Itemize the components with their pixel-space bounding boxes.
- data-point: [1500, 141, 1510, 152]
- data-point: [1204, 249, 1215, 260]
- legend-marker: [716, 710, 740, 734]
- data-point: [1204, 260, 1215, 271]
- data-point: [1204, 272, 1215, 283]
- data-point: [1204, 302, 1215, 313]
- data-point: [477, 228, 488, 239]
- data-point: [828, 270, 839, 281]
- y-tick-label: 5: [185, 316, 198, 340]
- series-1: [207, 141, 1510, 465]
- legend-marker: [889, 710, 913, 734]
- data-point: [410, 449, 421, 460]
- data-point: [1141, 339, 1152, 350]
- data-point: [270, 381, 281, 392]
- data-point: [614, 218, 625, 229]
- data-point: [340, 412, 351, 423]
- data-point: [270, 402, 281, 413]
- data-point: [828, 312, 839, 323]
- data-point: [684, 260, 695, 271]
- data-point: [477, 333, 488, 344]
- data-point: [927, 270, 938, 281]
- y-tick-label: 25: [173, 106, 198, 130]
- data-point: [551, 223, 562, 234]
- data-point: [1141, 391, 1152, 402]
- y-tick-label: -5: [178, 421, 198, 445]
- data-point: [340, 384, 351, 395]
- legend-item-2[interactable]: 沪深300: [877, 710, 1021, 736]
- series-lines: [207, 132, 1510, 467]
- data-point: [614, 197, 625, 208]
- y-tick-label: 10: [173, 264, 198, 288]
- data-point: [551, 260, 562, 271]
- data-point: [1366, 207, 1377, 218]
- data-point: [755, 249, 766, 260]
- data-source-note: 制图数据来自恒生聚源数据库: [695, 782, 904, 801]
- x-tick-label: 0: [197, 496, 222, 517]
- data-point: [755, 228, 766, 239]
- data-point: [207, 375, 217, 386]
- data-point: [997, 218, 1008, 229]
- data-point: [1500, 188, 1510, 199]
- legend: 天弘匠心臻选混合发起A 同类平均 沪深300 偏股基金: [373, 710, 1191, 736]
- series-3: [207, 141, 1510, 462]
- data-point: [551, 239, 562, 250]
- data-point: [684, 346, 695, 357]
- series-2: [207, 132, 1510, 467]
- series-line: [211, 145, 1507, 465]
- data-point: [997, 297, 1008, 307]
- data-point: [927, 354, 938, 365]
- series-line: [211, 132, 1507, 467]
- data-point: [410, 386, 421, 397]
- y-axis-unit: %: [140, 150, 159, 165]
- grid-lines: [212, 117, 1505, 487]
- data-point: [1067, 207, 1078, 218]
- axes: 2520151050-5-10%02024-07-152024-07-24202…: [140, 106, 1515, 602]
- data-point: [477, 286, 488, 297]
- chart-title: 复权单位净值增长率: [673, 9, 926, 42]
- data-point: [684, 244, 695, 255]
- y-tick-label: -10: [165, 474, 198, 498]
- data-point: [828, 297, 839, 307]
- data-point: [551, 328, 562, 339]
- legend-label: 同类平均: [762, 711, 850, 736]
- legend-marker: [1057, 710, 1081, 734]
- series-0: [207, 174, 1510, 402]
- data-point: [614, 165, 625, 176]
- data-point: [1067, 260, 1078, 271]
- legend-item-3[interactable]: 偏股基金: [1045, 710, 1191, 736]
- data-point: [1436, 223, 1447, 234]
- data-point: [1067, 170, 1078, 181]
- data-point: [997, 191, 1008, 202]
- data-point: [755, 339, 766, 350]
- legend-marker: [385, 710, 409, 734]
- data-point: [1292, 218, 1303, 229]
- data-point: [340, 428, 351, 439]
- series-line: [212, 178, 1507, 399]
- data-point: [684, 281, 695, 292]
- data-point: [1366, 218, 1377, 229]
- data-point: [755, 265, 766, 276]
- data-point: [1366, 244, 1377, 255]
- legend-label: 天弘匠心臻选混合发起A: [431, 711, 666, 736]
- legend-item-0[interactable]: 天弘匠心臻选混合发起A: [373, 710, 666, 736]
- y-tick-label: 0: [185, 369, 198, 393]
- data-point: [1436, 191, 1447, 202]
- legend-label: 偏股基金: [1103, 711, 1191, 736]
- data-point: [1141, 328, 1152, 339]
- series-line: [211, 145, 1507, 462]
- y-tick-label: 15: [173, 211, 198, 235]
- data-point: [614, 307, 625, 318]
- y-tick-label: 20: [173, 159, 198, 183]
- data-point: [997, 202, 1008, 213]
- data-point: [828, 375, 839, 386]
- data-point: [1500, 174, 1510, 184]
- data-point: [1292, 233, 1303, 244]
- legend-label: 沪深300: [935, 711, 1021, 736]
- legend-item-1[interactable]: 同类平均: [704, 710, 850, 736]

########################################

• _SHORT EXERCISE_
State how many lines of the data above contain the string "同类平均", counting case as significant. Reply with the number only.

• _ANSWER_
3